TASK STATEMENT:
All entries should be output exactly as they stand.

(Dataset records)
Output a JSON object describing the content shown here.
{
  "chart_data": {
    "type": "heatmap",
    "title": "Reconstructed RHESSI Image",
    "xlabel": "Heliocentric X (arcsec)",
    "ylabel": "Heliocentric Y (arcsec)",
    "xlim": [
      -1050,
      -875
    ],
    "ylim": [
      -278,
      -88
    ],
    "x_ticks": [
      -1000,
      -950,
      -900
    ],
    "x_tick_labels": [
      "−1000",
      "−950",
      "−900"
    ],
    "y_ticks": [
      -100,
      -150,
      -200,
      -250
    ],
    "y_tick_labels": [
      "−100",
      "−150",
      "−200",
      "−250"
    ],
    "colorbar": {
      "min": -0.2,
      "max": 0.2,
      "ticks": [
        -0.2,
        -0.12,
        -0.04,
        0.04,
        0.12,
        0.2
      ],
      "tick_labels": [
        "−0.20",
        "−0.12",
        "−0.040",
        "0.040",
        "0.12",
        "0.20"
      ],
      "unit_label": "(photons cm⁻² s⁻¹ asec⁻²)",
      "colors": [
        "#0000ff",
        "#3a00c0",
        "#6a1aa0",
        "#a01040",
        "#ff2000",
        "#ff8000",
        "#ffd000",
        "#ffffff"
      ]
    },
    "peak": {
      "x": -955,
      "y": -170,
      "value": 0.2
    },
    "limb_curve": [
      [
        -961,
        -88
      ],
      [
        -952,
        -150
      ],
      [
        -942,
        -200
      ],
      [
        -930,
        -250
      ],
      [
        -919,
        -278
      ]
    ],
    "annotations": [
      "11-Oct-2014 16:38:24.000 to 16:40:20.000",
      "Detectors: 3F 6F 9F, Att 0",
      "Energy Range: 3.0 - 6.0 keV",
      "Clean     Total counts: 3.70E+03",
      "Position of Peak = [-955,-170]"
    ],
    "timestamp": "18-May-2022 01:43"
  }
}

WRITTEN RESPONSE:
Output a JSON object describing the content shown here.
{
  "chart_data": {
    "type": "heatmap",
    "title": "Reconstructed RHESSI Image",
    "xlabel": "Heliocentric X (arcsec)",
    "ylabel": "Heliocentric Y (arcsec)",
    "xlim": [
      -1050,
      -875
    ],
    "ylim": [
      -278,
      -88
    ],
    "x_ticks": [
      -1000,
      -950,
      -900
    ],
    "x_tick_labels": [
      "−1000",
      "−950",
      "−900"
    ],
    "y_ticks": [
      -100,
      -150,
      -200,
      -250
    ],
    "y_tick_labels": [
      "−100",
      "−150",
      "−200",
      "−250"
    ],
    "colorbar": {
      "min": -0.2,
      "max": 0.2,
      "ticks": [
        -0.2,
        -0.12,
        -0.04,
        0.04,
        0.12,
        0.2
      ],
      "tick_labels": [
        "−0.20",
        "−0.12",
        "−0.040",
        "0.040",
        "0.12",
        "0.20"
      ],
      "unit_label": "(photons cm⁻² s⁻¹ asec⁻²)",
      "colors": [
        "#0000ff",
        "#3a00c0",
        "#6a1aa0",
        "#a01040",
        "#ff2000",
        "#ff8000",
        "#ffd000",
        "#ffffff"
      ]
    },
    "peak": {
      "x": -955,
      "y": -170,
      "value": 0.2
    },
    "limb_curve": [
      [
        -961,
        -88
      ],
      [
        -952,
        -150
      ],
      [
        -942,
        -200
      ],
      [
        -930,
        -250
      ],
      [
        -919,
        -278
      ]
    ],
    "annotations": [
      "11-Oct-2014 16:38:24.000 to 16:40:20.000",
      "Detectors: 3F 6F 9F, Att 0",
      "Energy Range: 3.0 - 6.0 keV",
      "Clean     Total counts: 3.70E+03",
      "Position of Peak = [-955,-170]"
    ],
    "timestamp": "18-May-2022 01:43"
  }
}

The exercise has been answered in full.